▶ _THE TASK_
Write out the listing exactly as it is given.

(Collected data entries)
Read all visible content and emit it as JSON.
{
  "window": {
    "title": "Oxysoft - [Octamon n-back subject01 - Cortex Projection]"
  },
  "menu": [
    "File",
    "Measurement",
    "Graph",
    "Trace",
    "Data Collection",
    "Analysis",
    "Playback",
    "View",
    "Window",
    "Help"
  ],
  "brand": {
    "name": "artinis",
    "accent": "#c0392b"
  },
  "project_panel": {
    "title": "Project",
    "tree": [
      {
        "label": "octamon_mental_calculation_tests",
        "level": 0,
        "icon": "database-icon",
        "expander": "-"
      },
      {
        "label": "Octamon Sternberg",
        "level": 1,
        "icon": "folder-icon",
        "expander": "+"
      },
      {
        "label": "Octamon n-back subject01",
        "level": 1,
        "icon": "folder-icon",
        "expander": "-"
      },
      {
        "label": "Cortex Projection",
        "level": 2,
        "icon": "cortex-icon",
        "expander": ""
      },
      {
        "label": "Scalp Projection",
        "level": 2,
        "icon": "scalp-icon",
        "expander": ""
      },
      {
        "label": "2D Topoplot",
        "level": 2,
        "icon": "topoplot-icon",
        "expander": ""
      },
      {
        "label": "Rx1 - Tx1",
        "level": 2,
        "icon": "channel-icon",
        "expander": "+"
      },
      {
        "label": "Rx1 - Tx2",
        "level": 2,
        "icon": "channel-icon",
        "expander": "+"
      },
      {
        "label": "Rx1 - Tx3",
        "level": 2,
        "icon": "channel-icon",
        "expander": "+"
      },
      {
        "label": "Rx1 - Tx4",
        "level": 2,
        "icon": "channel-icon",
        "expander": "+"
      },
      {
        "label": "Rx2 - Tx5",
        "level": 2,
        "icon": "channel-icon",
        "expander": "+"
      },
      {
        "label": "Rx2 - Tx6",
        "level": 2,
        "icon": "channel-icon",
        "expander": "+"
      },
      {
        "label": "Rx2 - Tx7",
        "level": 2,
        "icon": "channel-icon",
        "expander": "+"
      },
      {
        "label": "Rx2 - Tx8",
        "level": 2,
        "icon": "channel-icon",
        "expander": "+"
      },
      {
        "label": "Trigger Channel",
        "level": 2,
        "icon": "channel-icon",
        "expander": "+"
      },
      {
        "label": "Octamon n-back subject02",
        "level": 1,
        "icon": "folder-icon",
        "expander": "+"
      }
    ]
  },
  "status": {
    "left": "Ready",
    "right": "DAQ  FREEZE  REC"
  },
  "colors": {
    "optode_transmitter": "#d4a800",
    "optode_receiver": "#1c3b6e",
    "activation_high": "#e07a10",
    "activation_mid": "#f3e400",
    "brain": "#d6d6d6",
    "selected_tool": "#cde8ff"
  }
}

▶ _TASK OUTPUT_
Read all visible content and emit it as JSON.
{
  "window": {
    "title": "Oxysoft - [Octamon n-back subject01 - Cortex Projection]"
  },
  "menu": [
    "File",
    "Measurement",
    "Graph",
    "Trace",
    "Data Collection",
    "Analysis",
    "Playback",
    "View",
    "Window",
    "Help"
  ],
  "brand": {
    "name": "artinis",
    "accent": "#c0392b"
  },
  "project_panel": {
    "title": "Project",
    "tree": [
      {
        "label": "octamon_mental_calculation_tests",
        "level": 0,
        "icon": "database-icon",
        "expander": "-"
      },
      {
        "label": "Octamon Sternberg",
        "level": 1,
        "icon": "folder-icon",
        "expander": "+"
      },
      {
        "label": "Octamon n-back subject01",
        "level": 1,
        "icon": "folder-icon",
        "expander": "-"
      },
      {
        "label": "Cortex Projection",
        "level": 2,
        "icon": "cortex-icon",
        "expander": ""
      },
      {
        "label": "Scalp Projection",
        "level": 2,
        "icon": "scalp-icon",
        "expander": ""
      },
      {
        "label": "2D Topoplot",
        "level": 2,
        "icon": "topoplot-icon",
        "expander": ""
      },
      {
        "label": "Rx1 - Tx1",
        "level": 2,
        "icon": "channel-icon",
        "expander": "+"
      },
      {
        "label": "Rx1 - Tx2",
        "level": 2,
        "icon": "channel-icon",
        "expander": "+"
      },
      {
        "label": "Rx1 - Tx3",
        "level": 2,
        "icon": "channel-icon",
        "expander": "+"
      },
      {
        "label": "Rx1 - Tx4",
        "level": 2,
        "icon": "channel-icon",
        "expander": "+"
      },
      {
        "label": "Rx2 - Tx5",
        "level": 2,
        "icon": "channel-icon",
        "expander": "+"
      },
      {
        "label": "Rx2 - Tx6",
        "level": 2,
        "icon": "channel-icon",
        "expander": "+"
      },
      {
        "label": "Rx2 - Tx7",
        "level": 2,
        "icon": "channel-icon",
        "expander": "+"
      },
      {
        "label": "Rx2 - Tx8",
        "level": 2,
        "icon": "channel-icon",
        "expander": "+"
      },
      {
        "label": "Trigger Channel",
        "level": 2,
        "icon": "channel-icon",
        "expander": "+"
      },
      {
        "label": "Octamon n-back subject02",
        "level": 1,
        "icon": "folder-icon",
        "expander": "+"
      }
    ]
  },
  "status": {
    "left": "Ready",
    "right": "DAQ  FREEZE  REC"
  },
  "colors": {
    "optode_transmitter": "#d4a800",
    "optode_receiver": "#1c3b6e",
    "activation_high": "#e07a10",
    "activation_mid": "#f3e400",
    "brain": "#d6d6d6",
    "selected_tool": "#cde8ff"
  }
}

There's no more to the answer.